# GIVEN REQUEST
Show all lines from the data that include the word "wytrzymałość".

*-*-*

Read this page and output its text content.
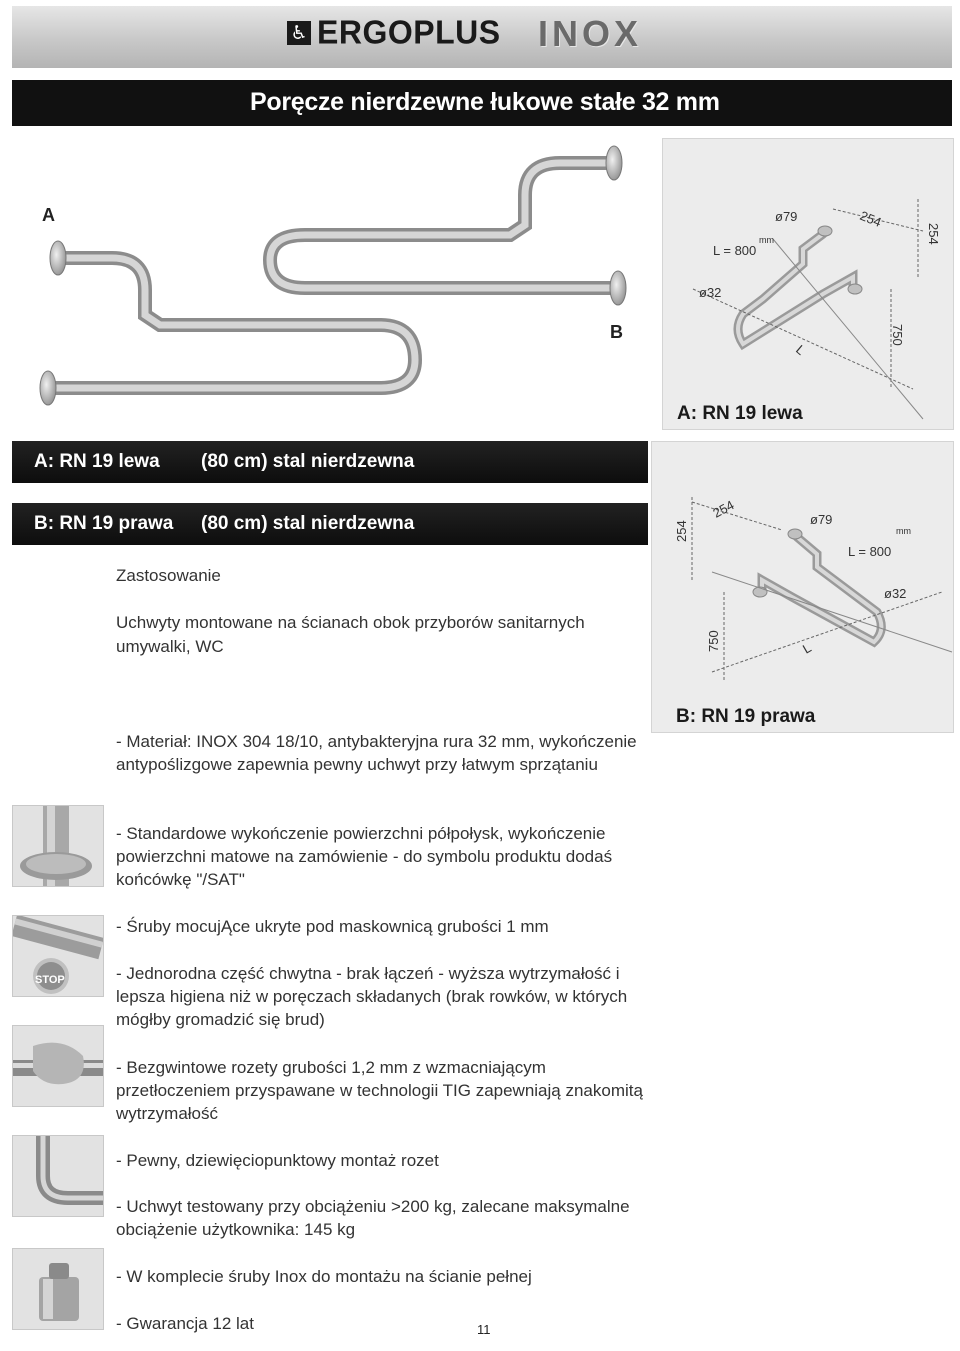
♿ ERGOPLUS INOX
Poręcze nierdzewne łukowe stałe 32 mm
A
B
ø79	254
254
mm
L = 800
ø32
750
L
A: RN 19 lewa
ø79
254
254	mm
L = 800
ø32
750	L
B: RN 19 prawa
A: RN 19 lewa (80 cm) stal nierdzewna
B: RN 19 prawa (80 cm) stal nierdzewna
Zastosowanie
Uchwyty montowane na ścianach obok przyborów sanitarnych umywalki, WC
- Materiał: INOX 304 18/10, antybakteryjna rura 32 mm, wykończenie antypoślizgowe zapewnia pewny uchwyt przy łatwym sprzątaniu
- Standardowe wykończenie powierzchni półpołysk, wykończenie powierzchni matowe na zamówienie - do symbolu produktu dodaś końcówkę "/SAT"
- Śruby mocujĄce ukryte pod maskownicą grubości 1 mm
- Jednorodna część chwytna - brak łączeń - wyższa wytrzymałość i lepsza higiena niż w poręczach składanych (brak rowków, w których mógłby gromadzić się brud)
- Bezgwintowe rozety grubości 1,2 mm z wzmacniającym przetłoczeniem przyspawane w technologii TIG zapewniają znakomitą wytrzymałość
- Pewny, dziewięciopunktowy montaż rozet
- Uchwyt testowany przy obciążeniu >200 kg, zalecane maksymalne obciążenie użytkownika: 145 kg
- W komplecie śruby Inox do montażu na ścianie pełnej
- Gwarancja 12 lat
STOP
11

*-*-*

# THE REPLY
- Jednorodna część chwytna - brak łączeń - wyższa wytrzymałość i lepsza higiena niż w poręczach składanych (brak rowków, w których mógłby gromadzić się brud)
- Bezgwintowe rozety grubości 1,2 mm z wzmacniającym przetłoczeniem przyspawane w technologii TIG zapewniają znakomitą wytrzymałość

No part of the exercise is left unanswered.